>> Start Data supplied

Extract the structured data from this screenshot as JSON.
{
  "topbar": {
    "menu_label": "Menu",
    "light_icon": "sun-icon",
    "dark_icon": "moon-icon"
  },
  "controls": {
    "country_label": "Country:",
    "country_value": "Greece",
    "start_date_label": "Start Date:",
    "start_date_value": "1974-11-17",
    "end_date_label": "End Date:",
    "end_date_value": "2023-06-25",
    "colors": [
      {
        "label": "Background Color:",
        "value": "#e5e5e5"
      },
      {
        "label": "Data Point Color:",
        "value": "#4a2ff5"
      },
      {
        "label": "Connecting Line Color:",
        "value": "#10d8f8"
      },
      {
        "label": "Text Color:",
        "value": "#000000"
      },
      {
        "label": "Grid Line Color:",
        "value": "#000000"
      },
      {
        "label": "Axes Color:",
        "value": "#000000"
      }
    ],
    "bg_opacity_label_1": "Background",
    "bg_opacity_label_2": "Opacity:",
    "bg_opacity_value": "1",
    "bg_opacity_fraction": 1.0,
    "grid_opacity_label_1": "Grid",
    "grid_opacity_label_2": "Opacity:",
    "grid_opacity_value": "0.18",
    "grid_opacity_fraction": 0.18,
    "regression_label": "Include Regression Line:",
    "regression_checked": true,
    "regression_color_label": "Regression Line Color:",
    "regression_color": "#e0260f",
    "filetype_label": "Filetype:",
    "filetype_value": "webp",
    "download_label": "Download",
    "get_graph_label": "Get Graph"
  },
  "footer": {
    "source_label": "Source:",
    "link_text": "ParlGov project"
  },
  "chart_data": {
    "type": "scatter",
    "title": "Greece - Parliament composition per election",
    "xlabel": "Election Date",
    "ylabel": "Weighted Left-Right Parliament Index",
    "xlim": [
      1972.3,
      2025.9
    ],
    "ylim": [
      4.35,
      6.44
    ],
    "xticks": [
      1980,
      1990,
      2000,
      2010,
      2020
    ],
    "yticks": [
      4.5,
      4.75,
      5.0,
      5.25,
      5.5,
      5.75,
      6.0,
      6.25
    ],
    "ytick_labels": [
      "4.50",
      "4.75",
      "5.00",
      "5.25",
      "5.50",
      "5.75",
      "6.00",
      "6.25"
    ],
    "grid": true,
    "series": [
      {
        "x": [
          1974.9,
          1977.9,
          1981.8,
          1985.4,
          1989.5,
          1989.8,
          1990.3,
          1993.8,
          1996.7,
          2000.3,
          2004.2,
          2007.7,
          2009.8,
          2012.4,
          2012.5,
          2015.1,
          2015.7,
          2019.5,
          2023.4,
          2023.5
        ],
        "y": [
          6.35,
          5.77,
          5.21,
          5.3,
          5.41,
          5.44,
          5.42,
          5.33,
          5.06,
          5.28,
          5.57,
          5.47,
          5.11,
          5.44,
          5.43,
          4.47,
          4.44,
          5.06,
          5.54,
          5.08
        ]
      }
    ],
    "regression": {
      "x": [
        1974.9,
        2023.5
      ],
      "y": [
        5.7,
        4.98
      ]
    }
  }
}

>> End Data supplied

_Work instructions_: Repeat the data verbatim.

_Answer for this exercise_:
Extract the structured data from this screenshot as JSON.
{
  "topbar": {
    "menu_label": "Menu",
    "light_icon": "sun-icon",
    "dark_icon": "moon-icon"
  },
  "controls": {
    "country_label": "Country:",
    "country_value": "Greece",
    "start_date_label": "Start Date:",
    "start_date_value": "1974-11-17",
    "end_date_label": "End Date:",
    "end_date_value": "2023-06-25",
    "colors": [
      {
        "label": "Background Color:",
        "value": "#e5e5e5"
      },
      {
        "label": "Data Point Color:",
        "value": "#4a2ff5"
      },
      {
        "label": "Connecting Line Color:",
        "value": "#10d8f8"
      },
      {
        "label": "Text Color:",
        "value": "#000000"
      },
      {
        "label": "Grid Line Color:",
        "value": "#000000"
      },
      {
        "label": "Axes Color:",
        "value": "#000000"
      }
    ],
    "bg_opacity_label_1": "Background",
    "bg_opacity_label_2": "Opacity:",
    "bg_opacity_value": "1",
    "bg_opacity_fraction": 1.0,
    "grid_opacity_label_1": "Grid",
    "grid_opacity_label_2": "Opacity:",
    "grid_opacity_value": "0.18",
    "grid_opacity_fraction": 0.18,
    "regression_label": "Include Regression Line:",
    "regression_checked": true,
    "regression_color_label": "Regression Line Color:",
    "regression_color": "#e0260f",
    "filetype_label": "Filetype:",
    "filetype_value": "webp",
    "download_label": "Download",
    "get_graph_label": "Get Graph"
  },
  "footer": {
    "source_label": "Source:",
    "link_text": "ParlGov project"
  },
  "chart_data": {
    "type": "scatter",
    "title": "Greece - Parliament composition per election",
    "xlabel": "Election Date",
    "ylabel": "Weighted Left-Right Parliament Index",
    "xlim": [
      1972.3,
      2025.9
    ],
    "ylim": [
      4.35,
      6.44
    ],
    "xticks": [
      1980,
      1990,
      2000,
      2010,
      2020
    ],
    "yticks": [
      4.5,
      4.75,
      5.0,
      5.25,
      5.5,
      5.75,
      6.0,
      6.25
    ],
    "ytick_labels": [
      "4.50",
      "4.75",
      "5.00",
      "5.25",
      "5.50",
      "5.75",
      "6.00",
      "6.25"
    ],
    "grid": true,
    "series": [
      {
        "x": [
          1974.9,
          1977.9,
          1981.8,
          1985.4,
          1989.5,
          1989.8,
          1990.3,
          1993.8,
          1996.7,
          2000.3,
          2004.2,
          2007.7,
          2009.8,
          2012.4,
          2012.5,
          2015.1,
          2015.7,
          2019.5,
          2023.4,
          2023.5
        ],
        "y": [
          6.35,
          5.77,
          5.21,
          5.3,
          5.41,
          5.44,
          5.42,
          5.33,
          5.06,
          5.28,
          5.57,
          5.47,
          5.11,
          5.44,
          5.43,
          4.47,
          4.44,
          5.06,
          5.54,
          5.08
        ]
      }
    ],
    "regression": {
      "x": [
        1974.9,
        2023.5
      ],
      "y": [
        5.7,
        4.98
      ]
    }
  }
}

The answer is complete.